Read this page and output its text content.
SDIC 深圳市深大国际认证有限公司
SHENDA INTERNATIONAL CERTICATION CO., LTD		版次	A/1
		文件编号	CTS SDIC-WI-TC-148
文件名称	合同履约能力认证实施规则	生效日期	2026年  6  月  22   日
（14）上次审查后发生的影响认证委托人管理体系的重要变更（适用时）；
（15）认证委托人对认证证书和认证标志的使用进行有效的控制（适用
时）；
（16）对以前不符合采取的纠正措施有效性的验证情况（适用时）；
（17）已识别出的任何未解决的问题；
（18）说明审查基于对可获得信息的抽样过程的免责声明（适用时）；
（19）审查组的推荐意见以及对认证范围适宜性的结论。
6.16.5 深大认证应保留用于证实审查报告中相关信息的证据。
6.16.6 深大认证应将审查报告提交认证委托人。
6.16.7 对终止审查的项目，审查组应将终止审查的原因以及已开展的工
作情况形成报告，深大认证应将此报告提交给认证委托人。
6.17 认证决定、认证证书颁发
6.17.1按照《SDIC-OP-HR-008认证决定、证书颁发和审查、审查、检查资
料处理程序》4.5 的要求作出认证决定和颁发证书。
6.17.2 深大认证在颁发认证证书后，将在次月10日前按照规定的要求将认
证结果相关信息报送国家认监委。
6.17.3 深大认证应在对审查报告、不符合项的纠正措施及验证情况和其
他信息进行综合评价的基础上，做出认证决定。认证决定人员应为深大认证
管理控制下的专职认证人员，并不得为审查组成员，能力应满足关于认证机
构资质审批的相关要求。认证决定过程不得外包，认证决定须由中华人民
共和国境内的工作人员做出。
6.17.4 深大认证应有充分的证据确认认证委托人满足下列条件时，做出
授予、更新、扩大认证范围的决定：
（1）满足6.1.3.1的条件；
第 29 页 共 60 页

====================

* Direction:
Exactly as shown, repeat every record.

* Final result:
Read this page and output its text content.
SDIC 深圳市深大国际认证有限公司
SHENDA INTERNATIONAL CERTICATION CO., LTD		版次	A/1
		文件编号	CTS SDIC-WI-TC-148
文件名称	合同履约能力认证实施规则	生效日期	2026年  6  月  22   日
（14）上次审查后发生的影响认证委托人管理体系的重要变更（适用时）；
（15）认证委托人对认证证书和认证标志的使用进行有效的控制（适用
时）；
（16）对以前不符合采取的纠正措施有效性的验证情况（适用时）；
（17）已识别出的任何未解决的问题；
（18）说明审查基于对可获得信息的抽样过程的免责声明（适用时）；
（19）审查组的推荐意见以及对认证范围适宜性的结论。
6.16.5 深大认证应保留用于证实审查报告中相关信息的证据。
6.16.6 深大认证应将审查报告提交认证委托人。
6.16.7 对终止审查的项目，审查组应将终止审查的原因以及已开展的工
作情况形成报告，深大认证应将此报告提交给认证委托人。
6.17 认证决定、认证证书颁发
6.17.1按照《SDIC-OP-HR-008认证决定、证书颁发和审查、审查、检查资
料处理程序》4.5 的要求作出认证决定和颁发证书。
6.17.2 深大认证在颁发认证证书后，将在次月10日前按照规定的要求将认
证结果相关信息报送国家认监委。
6.17.3 深大认证应在对审查报告、不符合项的纠正措施及验证情况和其
他信息进行综合评价的基础上，做出认证决定。认证决定人员应为深大认证
管理控制下的专职认证人员，并不得为审查组成员，能力应满足关于认证机
构资质审批的相关要求。认证决定过程不得外包，认证决定须由中华人民
共和国境内的工作人员做出。
6.17.4 深大认证应有充分的证据确认认证委托人满足下列条件时，做出
授予、更新、扩大认证范围的决定：
（1）满足6.1.3.1的条件；
第 29 页 共 60 页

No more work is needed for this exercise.